**Recorded information**
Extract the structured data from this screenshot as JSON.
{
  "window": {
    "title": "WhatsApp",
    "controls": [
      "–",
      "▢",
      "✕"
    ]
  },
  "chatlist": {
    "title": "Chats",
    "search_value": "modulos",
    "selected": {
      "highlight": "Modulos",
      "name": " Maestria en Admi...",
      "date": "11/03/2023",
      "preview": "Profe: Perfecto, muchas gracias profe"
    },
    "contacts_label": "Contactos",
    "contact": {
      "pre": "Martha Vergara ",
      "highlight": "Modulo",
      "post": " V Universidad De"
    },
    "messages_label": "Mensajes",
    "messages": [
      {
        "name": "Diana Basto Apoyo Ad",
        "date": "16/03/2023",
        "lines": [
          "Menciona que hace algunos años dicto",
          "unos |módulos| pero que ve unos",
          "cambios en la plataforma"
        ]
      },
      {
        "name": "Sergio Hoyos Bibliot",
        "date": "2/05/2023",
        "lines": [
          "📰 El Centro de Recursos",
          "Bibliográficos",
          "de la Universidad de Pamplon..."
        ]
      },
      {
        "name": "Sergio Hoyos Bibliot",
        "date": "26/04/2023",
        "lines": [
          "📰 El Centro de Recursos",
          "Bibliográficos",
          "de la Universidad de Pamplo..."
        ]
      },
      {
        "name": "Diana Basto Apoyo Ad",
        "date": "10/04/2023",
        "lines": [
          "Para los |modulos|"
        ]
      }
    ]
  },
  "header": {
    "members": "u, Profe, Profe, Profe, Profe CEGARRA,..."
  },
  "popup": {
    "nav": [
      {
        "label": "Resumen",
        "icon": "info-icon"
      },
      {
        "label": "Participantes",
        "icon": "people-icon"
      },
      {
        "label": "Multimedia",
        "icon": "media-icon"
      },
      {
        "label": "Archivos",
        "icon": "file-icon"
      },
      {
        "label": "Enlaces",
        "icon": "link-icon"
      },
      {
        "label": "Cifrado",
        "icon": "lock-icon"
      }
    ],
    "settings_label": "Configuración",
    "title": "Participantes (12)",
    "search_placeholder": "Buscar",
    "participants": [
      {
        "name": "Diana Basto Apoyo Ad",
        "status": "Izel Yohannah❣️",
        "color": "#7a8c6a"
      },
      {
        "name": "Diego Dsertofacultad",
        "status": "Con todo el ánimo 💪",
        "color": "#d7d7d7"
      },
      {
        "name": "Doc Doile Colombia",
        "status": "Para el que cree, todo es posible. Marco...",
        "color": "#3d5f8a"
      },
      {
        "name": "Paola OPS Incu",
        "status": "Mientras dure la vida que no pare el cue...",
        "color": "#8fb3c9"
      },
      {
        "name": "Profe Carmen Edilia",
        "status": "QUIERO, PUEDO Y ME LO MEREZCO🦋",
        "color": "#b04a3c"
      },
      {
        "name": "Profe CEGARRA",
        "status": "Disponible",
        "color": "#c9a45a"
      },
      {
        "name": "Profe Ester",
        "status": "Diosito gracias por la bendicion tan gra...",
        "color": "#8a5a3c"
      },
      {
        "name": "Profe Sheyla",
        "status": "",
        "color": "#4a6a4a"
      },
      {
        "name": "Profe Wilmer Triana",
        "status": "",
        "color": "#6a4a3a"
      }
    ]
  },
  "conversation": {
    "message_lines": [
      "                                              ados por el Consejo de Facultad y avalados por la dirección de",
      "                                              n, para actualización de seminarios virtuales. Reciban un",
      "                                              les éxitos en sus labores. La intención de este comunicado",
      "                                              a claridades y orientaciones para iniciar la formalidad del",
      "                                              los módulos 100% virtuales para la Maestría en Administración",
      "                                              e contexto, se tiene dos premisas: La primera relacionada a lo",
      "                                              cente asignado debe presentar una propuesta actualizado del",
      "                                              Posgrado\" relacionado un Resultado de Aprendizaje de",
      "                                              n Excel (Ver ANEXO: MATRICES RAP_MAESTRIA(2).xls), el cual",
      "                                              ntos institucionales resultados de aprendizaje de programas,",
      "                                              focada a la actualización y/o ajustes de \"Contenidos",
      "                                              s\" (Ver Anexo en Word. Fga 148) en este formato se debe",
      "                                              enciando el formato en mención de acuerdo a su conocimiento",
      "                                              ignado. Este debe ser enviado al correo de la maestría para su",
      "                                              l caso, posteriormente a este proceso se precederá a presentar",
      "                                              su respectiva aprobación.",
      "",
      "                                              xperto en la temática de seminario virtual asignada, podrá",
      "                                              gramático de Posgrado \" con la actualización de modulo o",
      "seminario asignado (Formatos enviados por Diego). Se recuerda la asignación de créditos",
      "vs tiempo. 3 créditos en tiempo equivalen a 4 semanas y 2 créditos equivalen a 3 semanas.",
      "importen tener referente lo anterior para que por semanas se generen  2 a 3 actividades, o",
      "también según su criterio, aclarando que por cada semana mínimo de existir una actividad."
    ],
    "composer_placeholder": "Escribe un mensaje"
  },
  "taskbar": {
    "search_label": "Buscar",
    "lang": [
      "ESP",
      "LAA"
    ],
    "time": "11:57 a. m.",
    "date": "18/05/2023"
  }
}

**Task goal**
Repeat the records above exactly, from the first line to the last.

**Exercise response**
Extract the structured data from this screenshot as JSON.
{
  "window": {
    "title": "WhatsApp",
    "controls": [
      "–",
      "▢",
      "✕"
    ]
  },
  "chatlist": {
    "title": "Chats",
    "search_value": "modulos",
    "selected": {
      "highlight": "Modulos",
      "name": " Maestria en Admi...",
      "date": "11/03/2023",
      "preview": "Profe: Perfecto, muchas gracias profe"
    },
    "contacts_label": "Contactos",
    "contact": {
      "pre": "Martha Vergara ",
      "highlight": "Modulo",
      "post": " V Universidad De"
    },
    "messages_label": "Mensajes",
    "messages": [
      {
        "name": "Diana Basto Apoyo Ad",
        "date": "16/03/2023",
        "lines": [
          "Menciona que hace algunos años dicto",
          "unos |módulos| pero que ve unos",
          "cambios en la plataforma"
        ]
      },
      {
        "name": "Sergio Hoyos Bibliot",
        "date": "2/05/2023",
        "lines": [
          "📰 El Centro de Recursos",
          "Bibliográficos",
          "de la Universidad de Pamplon..."
        ]
      },
      {
        "name": "Sergio Hoyos Bibliot",
        "date": "26/04/2023",
        "lines": [
          "📰 El Centro de Recursos",
          "Bibliográficos",
          "de la Universidad de Pamplo..."
        ]
      },
      {
        "name": "Diana Basto Apoyo Ad",
        "date": "10/04/2023",
        "lines": [
          "Para los |modulos|"
        ]
      }
    ]
  },
  "header": {
    "members": "u, Profe, Profe, Profe, Profe CEGARRA,..."
  },
  "popup": {
    "nav": [
      {
        "label": "Resumen",
        "icon": "info-icon"
      },
      {
        "label": "Participantes",
        "icon": "people-icon"
      },
      {
        "label": "Multimedia",
        "icon": "media-icon"
      },
      {
        "label": "Archivos",
        "icon": "file-icon"
      },
      {
        "label": "Enlaces",
        "icon": "link-icon"
      },
      {
        "label": "Cifrado",
        "icon": "lock-icon"
      }
    ],
    "settings_label": "Configuración",
    "title": "Participantes (12)",
    "search_placeholder": "Buscar",
    "participants": [
      {
        "name": "Diana Basto Apoyo Ad",
        "status": "Izel Yohannah❣️",
        "color": "#7a8c6a"
      },
      {
        "name": "Diego Dsertofacultad",
        "status": "Con todo el ánimo 💪",
        "color": "#d7d7d7"
      },
      {
        "name": "Doc Doile Colombia",
        "status": "Para el que cree, todo es posible. Marco...",
        "color": "#3d5f8a"
      },
      {
        "name": "Paola OPS Incu",
        "status": "Mientras dure la vida que no pare el cue...",
        "color": "#8fb3c9"
      },
      {
        "name": "Profe Carmen Edilia",
        "status": "QUIERO, PUEDO Y ME LO MEREZCO🦋",
        "color": "#b04a3c"
      },
      {
        "name": "Profe CEGARRA",
        "status": "Disponible",
        "color": "#c9a45a"
      },
      {
        "name": "Profe Ester",
        "status": "Diosito gracias por la bendicion tan gra...",
        "color": "#8a5a3c"
      },
      {
        "name": "Profe Sheyla",
        "status": "",
        "color": "#4a6a4a"
      },
      {
        "name": "Profe Wilmer Triana",
        "status": "",
        "color": "#6a4a3a"
      }
    ]
  },
  "conversation": {
    "message_lines": [
      "                                              ados por el Consejo de Facultad y avalados por la dirección de",
      "                                              n, para actualización de seminarios virtuales. Reciban un",
      "                                              les éxitos en sus labores. La intención de este comunicado",
      "                                              a claridades y orientaciones para iniciar la formalidad del",
      "                                              los módulos 100% virtuales para la Maestría en Administración",
      "                                              e contexto, se tiene dos premisas: La primera relacionada a lo",
      "                                              cente asignado debe presentar una propuesta actualizado del",
      "                                              Posgrado\" relacionado un Resultado de Aprendizaje de",
      "                                              n Excel (Ver ANEXO: MATRICES RAP_MAESTRIA(2).xls), el cual",
      "                                              ntos institucionales resultados de aprendizaje de programas,",
      "                                              focada a la actualización y/o ajustes de \"Contenidos",
      "                                              s\" (Ver Anexo en Word. Fga 148) en este formato se debe",
      "                                              enciando el formato en mención de acuerdo a su conocimiento",
      "                                              ignado. Este debe ser enviado al correo de la maestría para su",
      "                                              l caso, posteriormente a este proceso se precederá a presentar",
      "                                              su respectiva aprobación.",
      "",
      "                                              xperto en la temática de seminario virtual asignada, podrá",
      "                                              gramático de Posgrado \" con la actualización de modulo o",
      "seminario asignado (Formatos enviados por Diego). Se recuerda la asignación de créditos",
      "vs tiempo. 3 créditos en tiempo equivalen a 4 semanas y 2 créditos equivalen a 3 semanas.",
      "importen tener referente lo anterior para que por semanas se generen  2 a 3 actividades, o",
      "también según su criterio, aclarando que por cada semana mínimo de existir una actividad."
    ],
    "composer_placeholder": "Escribe un mensaje"
  },
  "taskbar": {
    "search_label": "Buscar",
    "lang": [
      "ESP",
      "LAA"
    ],
    "time": "11:57 a. m.",
    "date": "18/05/2023"
  }
}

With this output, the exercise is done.